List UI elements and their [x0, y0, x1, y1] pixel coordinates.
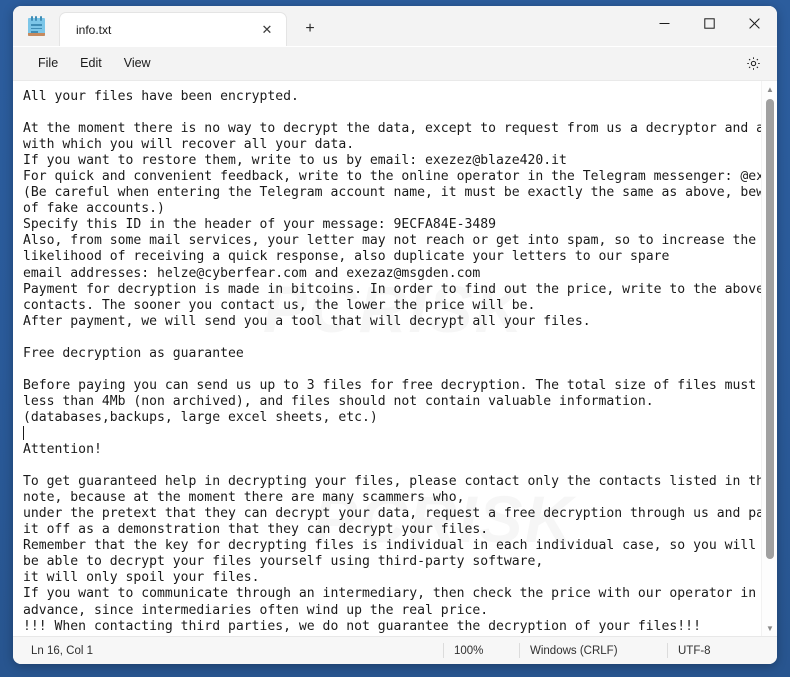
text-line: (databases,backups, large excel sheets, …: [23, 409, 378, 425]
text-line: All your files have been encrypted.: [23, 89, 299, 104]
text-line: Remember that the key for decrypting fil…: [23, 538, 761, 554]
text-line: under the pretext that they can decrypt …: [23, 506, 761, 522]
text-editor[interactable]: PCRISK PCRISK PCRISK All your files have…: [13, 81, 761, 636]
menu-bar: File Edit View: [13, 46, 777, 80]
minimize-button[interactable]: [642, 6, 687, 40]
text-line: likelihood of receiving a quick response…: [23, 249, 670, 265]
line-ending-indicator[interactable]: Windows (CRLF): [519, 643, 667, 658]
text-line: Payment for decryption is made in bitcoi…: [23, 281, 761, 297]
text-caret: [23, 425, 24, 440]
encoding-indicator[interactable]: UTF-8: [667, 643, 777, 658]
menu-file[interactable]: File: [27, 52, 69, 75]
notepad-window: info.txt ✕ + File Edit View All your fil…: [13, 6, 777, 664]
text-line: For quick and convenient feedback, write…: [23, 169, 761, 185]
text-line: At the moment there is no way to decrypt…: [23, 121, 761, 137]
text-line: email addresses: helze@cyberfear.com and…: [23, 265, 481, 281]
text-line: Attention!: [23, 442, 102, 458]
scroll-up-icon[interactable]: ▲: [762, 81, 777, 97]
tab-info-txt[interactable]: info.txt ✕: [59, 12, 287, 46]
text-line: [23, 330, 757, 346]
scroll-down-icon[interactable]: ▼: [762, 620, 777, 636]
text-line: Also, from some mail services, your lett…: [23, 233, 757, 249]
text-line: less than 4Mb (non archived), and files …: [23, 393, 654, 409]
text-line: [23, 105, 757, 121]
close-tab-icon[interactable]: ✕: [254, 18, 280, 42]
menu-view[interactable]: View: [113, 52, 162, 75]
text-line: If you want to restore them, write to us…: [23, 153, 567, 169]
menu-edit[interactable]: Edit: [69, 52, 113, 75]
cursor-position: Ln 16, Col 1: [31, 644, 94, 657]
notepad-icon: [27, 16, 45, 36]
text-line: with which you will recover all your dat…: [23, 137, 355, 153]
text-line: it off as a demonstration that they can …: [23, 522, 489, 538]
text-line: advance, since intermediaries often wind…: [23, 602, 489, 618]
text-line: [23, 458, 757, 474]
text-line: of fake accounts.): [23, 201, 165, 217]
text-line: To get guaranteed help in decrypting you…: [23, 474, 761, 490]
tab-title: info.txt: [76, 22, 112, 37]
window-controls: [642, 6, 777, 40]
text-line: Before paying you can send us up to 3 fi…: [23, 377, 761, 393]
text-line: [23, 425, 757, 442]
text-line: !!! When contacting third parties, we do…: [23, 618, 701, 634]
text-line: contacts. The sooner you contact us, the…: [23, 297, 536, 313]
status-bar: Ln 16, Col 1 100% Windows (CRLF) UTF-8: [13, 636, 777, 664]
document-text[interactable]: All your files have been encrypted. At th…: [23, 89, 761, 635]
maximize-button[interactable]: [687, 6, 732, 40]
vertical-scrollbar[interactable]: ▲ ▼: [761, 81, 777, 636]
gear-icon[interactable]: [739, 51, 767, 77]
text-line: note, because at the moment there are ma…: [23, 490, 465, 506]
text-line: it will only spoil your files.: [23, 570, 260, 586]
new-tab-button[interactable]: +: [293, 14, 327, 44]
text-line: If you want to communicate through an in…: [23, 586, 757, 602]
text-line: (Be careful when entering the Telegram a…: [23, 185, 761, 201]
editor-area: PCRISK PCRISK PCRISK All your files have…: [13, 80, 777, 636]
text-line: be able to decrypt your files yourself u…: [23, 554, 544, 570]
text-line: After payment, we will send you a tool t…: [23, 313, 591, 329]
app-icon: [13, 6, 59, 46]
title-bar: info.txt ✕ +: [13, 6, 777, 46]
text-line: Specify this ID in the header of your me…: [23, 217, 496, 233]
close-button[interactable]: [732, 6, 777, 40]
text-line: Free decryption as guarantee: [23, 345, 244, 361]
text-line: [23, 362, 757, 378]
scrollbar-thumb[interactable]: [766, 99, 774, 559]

***

What is being asked: Pull out every line of the data above that contains the word "quick". Uppercase and lowercase letters count as different.

Exercise response:
text-line: likelihood of receiving a quick response…: [23, 249, 670, 265]
text-line: For quick and convenient feedback, write…: [23, 169, 761, 185]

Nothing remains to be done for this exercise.